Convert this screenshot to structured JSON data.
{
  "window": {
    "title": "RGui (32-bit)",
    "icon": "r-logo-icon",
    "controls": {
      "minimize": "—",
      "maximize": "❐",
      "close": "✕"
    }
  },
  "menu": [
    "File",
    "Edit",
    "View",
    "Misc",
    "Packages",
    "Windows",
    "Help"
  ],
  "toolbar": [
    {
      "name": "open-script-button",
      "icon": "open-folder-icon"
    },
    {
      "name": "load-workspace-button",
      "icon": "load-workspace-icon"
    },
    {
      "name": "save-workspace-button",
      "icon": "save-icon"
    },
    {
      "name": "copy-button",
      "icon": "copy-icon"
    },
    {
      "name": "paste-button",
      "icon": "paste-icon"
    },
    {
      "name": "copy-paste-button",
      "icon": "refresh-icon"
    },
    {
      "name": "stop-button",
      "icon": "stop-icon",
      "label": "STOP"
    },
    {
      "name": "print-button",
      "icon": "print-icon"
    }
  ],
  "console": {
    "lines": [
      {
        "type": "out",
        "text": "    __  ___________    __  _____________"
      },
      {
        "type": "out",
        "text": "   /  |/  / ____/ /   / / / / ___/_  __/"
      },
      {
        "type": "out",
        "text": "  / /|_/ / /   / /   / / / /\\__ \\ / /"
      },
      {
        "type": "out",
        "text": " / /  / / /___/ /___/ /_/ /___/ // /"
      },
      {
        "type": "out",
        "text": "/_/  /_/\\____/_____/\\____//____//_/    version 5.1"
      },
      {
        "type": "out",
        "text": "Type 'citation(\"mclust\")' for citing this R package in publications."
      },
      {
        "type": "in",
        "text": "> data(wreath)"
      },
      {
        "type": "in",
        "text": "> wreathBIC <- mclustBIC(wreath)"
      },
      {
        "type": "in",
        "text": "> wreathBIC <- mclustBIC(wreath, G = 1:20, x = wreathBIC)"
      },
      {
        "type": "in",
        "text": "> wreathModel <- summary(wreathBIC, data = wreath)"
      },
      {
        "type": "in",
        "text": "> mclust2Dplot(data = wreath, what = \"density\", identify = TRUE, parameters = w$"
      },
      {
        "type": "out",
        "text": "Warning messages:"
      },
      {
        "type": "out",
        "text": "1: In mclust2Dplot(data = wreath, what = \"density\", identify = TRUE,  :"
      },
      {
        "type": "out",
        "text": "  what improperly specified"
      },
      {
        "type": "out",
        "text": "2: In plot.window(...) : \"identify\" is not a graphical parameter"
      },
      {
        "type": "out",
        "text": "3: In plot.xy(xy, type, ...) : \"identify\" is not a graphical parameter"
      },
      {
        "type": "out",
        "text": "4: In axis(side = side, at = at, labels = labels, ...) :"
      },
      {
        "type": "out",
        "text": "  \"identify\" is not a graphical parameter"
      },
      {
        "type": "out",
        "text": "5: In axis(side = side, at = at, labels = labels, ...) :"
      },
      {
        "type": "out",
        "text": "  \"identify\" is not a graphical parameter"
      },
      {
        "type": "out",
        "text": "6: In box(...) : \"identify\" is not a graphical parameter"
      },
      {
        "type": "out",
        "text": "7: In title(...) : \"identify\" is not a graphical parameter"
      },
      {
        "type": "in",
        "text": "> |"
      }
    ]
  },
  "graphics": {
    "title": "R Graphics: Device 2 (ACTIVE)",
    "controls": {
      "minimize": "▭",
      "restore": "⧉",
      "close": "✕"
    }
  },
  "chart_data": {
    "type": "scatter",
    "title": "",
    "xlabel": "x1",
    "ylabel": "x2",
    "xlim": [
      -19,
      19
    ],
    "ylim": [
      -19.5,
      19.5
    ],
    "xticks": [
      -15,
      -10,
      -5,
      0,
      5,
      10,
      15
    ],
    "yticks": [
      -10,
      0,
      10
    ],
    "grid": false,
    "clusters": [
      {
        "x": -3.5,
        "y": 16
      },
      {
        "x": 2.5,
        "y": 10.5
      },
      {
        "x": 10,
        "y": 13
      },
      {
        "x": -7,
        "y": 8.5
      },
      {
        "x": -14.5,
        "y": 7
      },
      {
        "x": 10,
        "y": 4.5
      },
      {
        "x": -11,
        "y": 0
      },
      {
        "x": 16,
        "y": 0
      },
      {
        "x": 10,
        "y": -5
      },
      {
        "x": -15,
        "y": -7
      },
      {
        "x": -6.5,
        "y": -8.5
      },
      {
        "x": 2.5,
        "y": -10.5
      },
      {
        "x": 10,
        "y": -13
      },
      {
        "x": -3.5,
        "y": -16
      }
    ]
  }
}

^^^^^^^^^^^^^^^^

Task instructions: Retype the whole listing, matching it exactly.

The answer:
Convert this screenshot to structured JSON data.
{
  "window": {
    "title": "RGui (32-bit)",
    "icon": "r-logo-icon",
    "controls": {
      "minimize": "—",
      "maximize": "❐",
      "close": "✕"
    }
  },
  "menu": [
    "File",
    "Edit",
    "View",
    "Misc",
    "Packages",
    "Windows",
    "Help"
  ],
  "toolbar": [
    {
      "name": "open-script-button",
      "icon": "open-folder-icon"
    },
    {
      "name": "load-workspace-button",
      "icon": "load-workspace-icon"
    },
    {
      "name": "save-workspace-button",
      "icon": "save-icon"
    },
    {
      "name": "copy-button",
      "icon": "copy-icon"
    },
    {
      "name": "paste-button",
      "icon": "paste-icon"
    },
    {
      "name": "copy-paste-button",
      "icon": "refresh-icon"
    },
    {
      "name": "stop-button",
      "icon": "stop-icon",
      "label": "STOP"
    },
    {
      "name": "print-button",
      "icon": "print-icon"
    }
  ],
  "console": {
    "lines": [
      {
        "type": "out",
        "text": "    __  ___________    __  _____________"
      },
      {
        "type": "out",
        "text": "   /  |/  / ____/ /   / / / / ___/_  __/"
      },
      {
        "type": "out",
        "text": "  / /|_/ / /   / /   / / / /\\__ \\ / /"
      },
      {
        "type": "out",
        "text": " / /  / / /___/ /___/ /_/ /___/ // /"
      },
      {
        "type": "out",
        "text": "/_/  /_/\\____/_____/\\____//____//_/    version 5.1"
      },
      {
        "type": "out",
        "text": "Type 'citation(\"mclust\")' for citing this R package in publications."
      },
      {
        "type": "in",
        "text": "> data(wreath)"
      },
      {
        "type": "in",
        "text": "> wreathBIC <- mclustBIC(wreath)"
      },
      {
        "type": "in",
        "text": "> wreathBIC <- mclustBIC(wreath, G = 1:20, x = wreathBIC)"
      },
      {
        "type": "in",
        "text": "> wreathModel <- summary(wreathBIC, data = wreath)"
      },
      {
        "type": "in",
        "text": "> mclust2Dplot(data = wreath, what = \"density\", identify = TRUE, parameters = w$"
      },
      {
        "type": "out",
        "text": "Warning messages:"
      },
      {
        "type": "out",
        "text": "1: In mclust2Dplot(data = wreath, what = \"density\", identify = TRUE,  :"
      },
      {
        "type": "out",
        "text": "  what improperly specified"
      },
      {
        "type": "out",
        "text": "2: In plot.window(...) : \"identify\" is not a graphical parameter"
      },
      {
        "type": "out",
        "text": "3: In plot.xy(xy, type, ...) : \"identify\" is not a graphical parameter"
      },
      {
        "type": "out",
        "text": "4: In axis(side = side, at = at, labels = labels, ...) :"
      },
      {
        "type": "out",
        "text": "  \"identify\" is not a graphical parameter"
      },
      {
        "type": "out",
        "text": "5: In axis(side = side, at = at, labels = labels, ...) :"
      },
      {
        "type": "out",
        "text": "  \"identify\" is not a graphical parameter"
      },
      {
        "type": "out",
        "text": "6: In box(...) : \"identify\" is not a graphical parameter"
      },
      {
        "type": "out",
        "text": "7: In title(...) : \"identify\" is not a graphical parameter"
      },
      {
        "type": "in",
        "text": "> |"
      }
    ]
  },
  "graphics": {
    "title": "R Graphics: Device 2 (ACTIVE)",
    "controls": {
      "minimize": "▭",
      "restore": "⧉",
      "close": "✕"
    }
  },
  "chart_data": {
    "type": "scatter",
    "title": "",
    "xlabel": "x1",
    "ylabel": "x2",
    "xlim": [
      -19,
      19
    ],
    "ylim": [
      -19.5,
      19.5
    ],
    "xticks": [
      -15,
      -10,
      -5,
      0,
      5,
      10,
      15
    ],
    "yticks": [
      -10,
      0,
      10
    ],
    "grid": false,
    "clusters": [
      {
        "x": -3.5,
        "y": 16
      },
      {
        "x": 2.5,
        "y": 10.5
      },
      {
        "x": 10,
        "y": 13
      },
      {
        "x": -7,
        "y": 8.5
      },
      {
        "x": -14.5,
        "y": 7
      },
      {
        "x": 10,
        "y": 4.5
      },
      {
        "x": -11,
        "y": 0
      },
      {
        "x": 16,
        "y": 0
      },
      {
        "x": 10,
        "y": -5
      },
      {
        "x": -15,
        "y": -7
      },
      {
        "x": -6.5,
        "y": -8.5
      },
      {
        "x": 2.5,
        "y": -10.5
      },
      {
        "x": 10,
        "y": -13
      },
      {
        "x": -3.5,
        "y": -16
      }
    ]
  }
}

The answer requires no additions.